# EXERCISE DIRECTIONS
Reproduce the entries exactly.

# RAW DATA
————

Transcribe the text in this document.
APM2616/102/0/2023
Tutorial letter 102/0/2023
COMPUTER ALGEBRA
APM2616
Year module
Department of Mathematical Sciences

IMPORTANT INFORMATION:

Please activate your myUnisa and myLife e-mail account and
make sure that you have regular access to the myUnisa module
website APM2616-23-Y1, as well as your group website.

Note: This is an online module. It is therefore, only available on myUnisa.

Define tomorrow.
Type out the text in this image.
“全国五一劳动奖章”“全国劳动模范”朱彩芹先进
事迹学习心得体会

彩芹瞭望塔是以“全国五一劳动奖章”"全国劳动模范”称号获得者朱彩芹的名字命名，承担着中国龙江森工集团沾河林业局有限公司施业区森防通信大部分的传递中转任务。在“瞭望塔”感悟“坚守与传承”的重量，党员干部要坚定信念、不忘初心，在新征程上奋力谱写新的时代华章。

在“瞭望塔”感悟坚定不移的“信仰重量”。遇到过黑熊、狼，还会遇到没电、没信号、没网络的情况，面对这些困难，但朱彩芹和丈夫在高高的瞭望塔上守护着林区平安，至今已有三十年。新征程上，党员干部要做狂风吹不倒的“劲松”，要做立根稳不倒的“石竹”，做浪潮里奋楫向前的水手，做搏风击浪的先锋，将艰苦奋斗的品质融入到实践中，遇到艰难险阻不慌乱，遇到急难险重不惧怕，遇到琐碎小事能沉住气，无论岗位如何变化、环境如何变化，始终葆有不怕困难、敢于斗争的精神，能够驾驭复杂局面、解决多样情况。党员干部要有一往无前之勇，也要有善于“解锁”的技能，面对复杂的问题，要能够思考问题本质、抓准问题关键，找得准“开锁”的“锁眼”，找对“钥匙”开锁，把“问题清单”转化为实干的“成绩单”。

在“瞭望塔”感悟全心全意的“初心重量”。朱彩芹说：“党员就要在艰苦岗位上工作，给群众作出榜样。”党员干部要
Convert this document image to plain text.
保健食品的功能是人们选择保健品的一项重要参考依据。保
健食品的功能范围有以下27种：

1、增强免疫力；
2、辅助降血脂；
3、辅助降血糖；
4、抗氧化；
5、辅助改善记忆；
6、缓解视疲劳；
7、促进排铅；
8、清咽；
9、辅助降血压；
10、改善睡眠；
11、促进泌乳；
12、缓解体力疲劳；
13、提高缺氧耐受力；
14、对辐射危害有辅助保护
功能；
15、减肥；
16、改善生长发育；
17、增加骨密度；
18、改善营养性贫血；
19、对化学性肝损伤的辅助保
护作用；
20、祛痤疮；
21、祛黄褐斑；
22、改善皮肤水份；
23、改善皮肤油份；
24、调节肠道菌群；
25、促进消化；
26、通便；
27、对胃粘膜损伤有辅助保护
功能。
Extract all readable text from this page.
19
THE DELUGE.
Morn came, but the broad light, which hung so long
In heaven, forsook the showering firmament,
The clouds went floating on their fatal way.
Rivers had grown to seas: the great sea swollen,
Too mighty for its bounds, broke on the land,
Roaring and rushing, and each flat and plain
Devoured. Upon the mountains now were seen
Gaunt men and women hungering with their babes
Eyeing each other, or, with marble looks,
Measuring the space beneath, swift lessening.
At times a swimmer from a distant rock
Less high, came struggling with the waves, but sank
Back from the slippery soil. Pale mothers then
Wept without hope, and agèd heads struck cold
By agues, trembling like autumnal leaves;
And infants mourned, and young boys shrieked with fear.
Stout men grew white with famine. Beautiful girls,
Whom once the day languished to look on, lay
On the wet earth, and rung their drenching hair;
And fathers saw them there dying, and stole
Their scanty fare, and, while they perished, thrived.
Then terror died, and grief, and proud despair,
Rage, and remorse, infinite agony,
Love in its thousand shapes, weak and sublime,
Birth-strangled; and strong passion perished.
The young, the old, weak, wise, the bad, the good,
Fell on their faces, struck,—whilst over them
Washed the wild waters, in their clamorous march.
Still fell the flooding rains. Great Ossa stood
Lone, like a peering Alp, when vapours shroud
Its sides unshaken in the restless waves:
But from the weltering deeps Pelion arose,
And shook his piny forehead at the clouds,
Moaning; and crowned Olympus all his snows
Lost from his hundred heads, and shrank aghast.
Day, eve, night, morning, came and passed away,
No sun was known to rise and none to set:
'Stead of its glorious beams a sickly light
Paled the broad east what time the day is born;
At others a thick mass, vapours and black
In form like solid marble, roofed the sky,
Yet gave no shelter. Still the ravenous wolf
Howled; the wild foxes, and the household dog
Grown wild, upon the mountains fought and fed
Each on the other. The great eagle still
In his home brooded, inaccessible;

————

# ANSWER TO THE PROBLEM
Transcribe the text in this document.
APM2616/102/0/2023
Tutorial letter 102/0/2023
COMPUTER ALGEBRA
APM2616
Year module
Department of Mathematical Sciences

IMPORTANT INFORMATION:

Please activate your myUnisa and myLife e-mail account and
make sure that you have regular access to the myUnisa module
website APM2616-23-Y1, as well as your group website.

Note: This is an online module. It is therefore, only available on myUnisa.

Define tomorrow.
Type out the text in this image.
“全国五一劳动奖章”“全国劳动模范”朱彩芹先进
事迹学习心得体会

彩芹瞭望塔是以“全国五一劳动奖章”"全国劳动模范”称号获得者朱彩芹的名字命名，承担着中国龙江森工集团沾河林业局有限公司施业区森防通信大部分的传递中转任务。在“瞭望塔”感悟“坚守与传承”的重量，党员干部要坚定信念、不忘初心，在新征程上奋力谱写新的时代华章。

在“瞭望塔”感悟坚定不移的“信仰重量”。遇到过黑熊、狼，还会遇到没电、没信号、没网络的情况，面对这些困难，但朱彩芹和丈夫在高高的瞭望塔上守护着林区平安，至今已有三十年。新征程上，党员干部要做狂风吹不倒的“劲松”，要做立根稳不倒的“石竹”，做浪潮里奋楫向前的水手，做搏风击浪的先锋，将艰苦奋斗的品质融入到实践中，遇到艰难险阻不慌乱，遇到急难险重不惧怕，遇到琐碎小事能沉住气，无论岗位如何变化、环境如何变化，始终葆有不怕困难、敢于斗争的精神，能够驾驭复杂局面、解决多样情况。党员干部要有一往无前之勇，也要有善于“解锁”的技能，面对复杂的问题，要能够思考问题本质、抓准问题关键，找得准“开锁”的“锁眼”，找对“钥匙”开锁，把“问题清单”转化为实干的“成绩单”。

在“瞭望塔”感悟全心全意的“初心重量”。朱彩芹说：“党员就要在艰苦岗位上工作，给群众作出榜样。”党员干部要
Convert this document image to plain text.
保健食品的功能是人们选择保健品的一项重要参考依据。保
健食品的功能范围有以下27种：

1、增强免疫力；
2、辅助降血脂；
3、辅助降血糖；
4、抗氧化；
5、辅助改善记忆；
6、缓解视疲劳；
7、促进排铅；
8、清咽；
9、辅助降血压；
10、改善睡眠；
11、促进泌乳；
12、缓解体力疲劳；
13、提高缺氧耐受力；
14、对辐射危害有辅助保护
功能；
15、减肥；
16、改善生长发育；
17、增加骨密度；
18、改善营养性贫血；
19、对化学性肝损伤的辅助保
护作用；
20、祛痤疮；
21、祛黄褐斑；
22、改善皮肤水份；
23、改善皮肤油份；
24、调节肠道菌群；
25、促进消化；
26、通便；
27、对胃粘膜损伤有辅助保护
功能。
Extract all readable text from this page.
19
THE DELUGE.
Morn came, but the broad light, which hung so long
In heaven, forsook the showering firmament,
The clouds went floating on their fatal way.
Rivers had grown to seas: the great sea swollen,
Too mighty for its bounds, broke on the land,
Roaring and rushing, and each flat and plain
Devoured. Upon the mountains now were seen
Gaunt men and women hungering with their babes
Eyeing each other, or, with marble looks,
Measuring the space beneath, swift lessening.
At times a swimmer from a distant rock
Less high, came struggling with the waves, but sank
Back from the slippery soil. Pale mothers then
Wept without hope, and agèd heads struck cold
By agues, trembling like autumnal leaves;
And infants mourned, and young boys shrieked with fear.
Stout men grew white with famine. Beautiful girls,
Whom once the day languished to look on, lay
On the wet earth, and rung their drenching hair;
And fathers saw them there dying, and stole
Their scanty fare, and, while they perished, thrived.
Then terror died, and grief, and proud despair,
Rage, and remorse, infinite agony,
Love in its thousand shapes, weak and sublime,
Birth-strangled; and strong passion perished.
The young, the old, weak, wise, the bad, the good,
Fell on their faces, struck,—whilst over them
Washed the wild waters, in their clamorous march.
Still fell the flooding rains. Great Ossa stood
Lone, like a peering Alp, when vapours shroud
Its sides unshaken in the restless waves:
But from the weltering deeps Pelion arose,
And shook his piny forehead at the clouds,
Moaning; and crowned Olympus all his snows
Lost from his hundred heads, and shrank aghast.
Day, eve, night, morning, came and passed away,
No sun was known to rise and none to set:
'Stead of its glorious beams a sickly light
Paled the broad east what time the day is born;
At others a thick mass, vapours and black
In form like solid marble, roofed the sky,
Yet gave no shelter. Still the ravenous wolf
Howled; the wild foxes, and the household dog
Grown wild, upon the mountains fought and fed
Each on the other. The great eagle still
In his home brooded, inaccessible;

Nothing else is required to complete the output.